**Aim of the task:**
Report the number of lines containing "Venus", with no other words.

+ + +

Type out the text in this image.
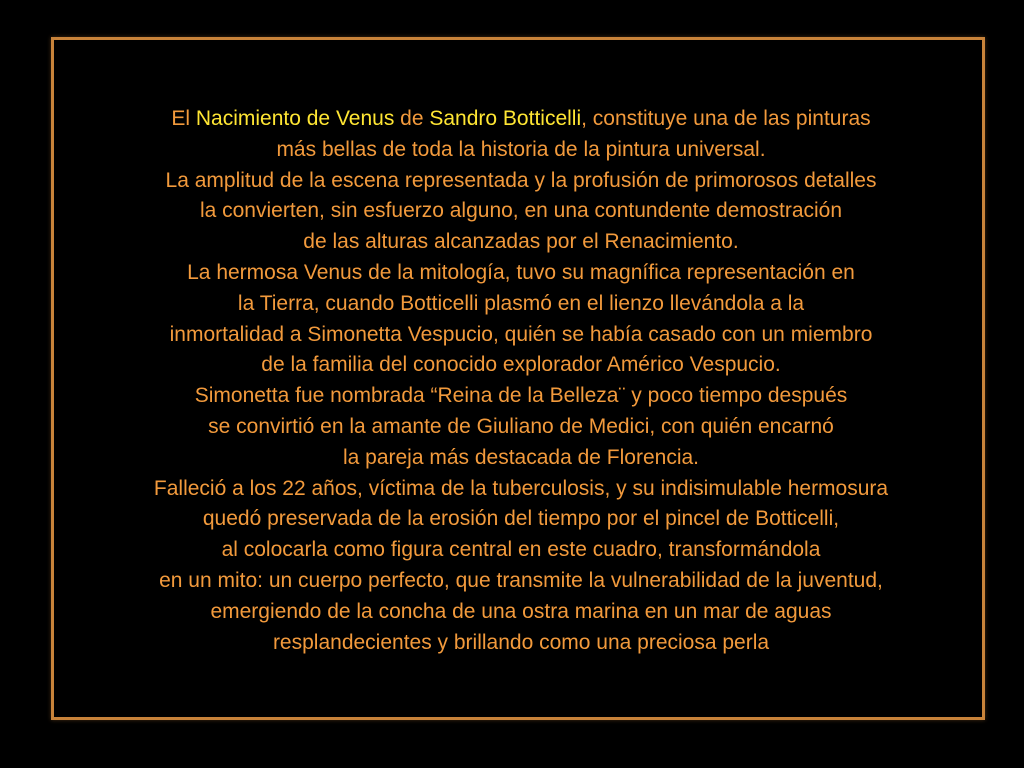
El Nacimiento de Venus de Sandro Botticelli, constituye una de las pinturas
más bellas de toda la historia de la pintura universal.
La amplitud de la escena representada y la profusión de primorosos detalles
la convierten, sin esfuerzo alguno, en una contundente demostración
de las alturas alcanzadas por el Renacimiento.
La hermosa Venus de la mitología, tuvo su magnífica representación en
la Tierra, cuando Botticelli plasmó en el lienzo llevándola a la
inmortalidad a Simonetta Vespucio, quién se había casado con un miembro
de la familia del conocido explorador Américo Vespucio.
Simonetta fue nombrada “Reina de la Belleza¨ y poco tiempo después
se convirtió en la amante de Giuliano de Medici, con quién encarnó
la pareja más destacada de Florencia.
Falleció a los 22 años, víctima de la tuberculosis, y su indisimulable hermosura
quedó preservada de la erosión del tiempo por el pincel de Botticelli,
al colocarla como figura central en este cuadro, transformándola
en un mito: un cuerpo perfecto, que transmite la vulnerabilidad de la juventud,
emergiendo de la concha de una ostra marina en un mar de aguas
resplandecientes y brillando como una preciosa perla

+ + +

**Final answer:**
2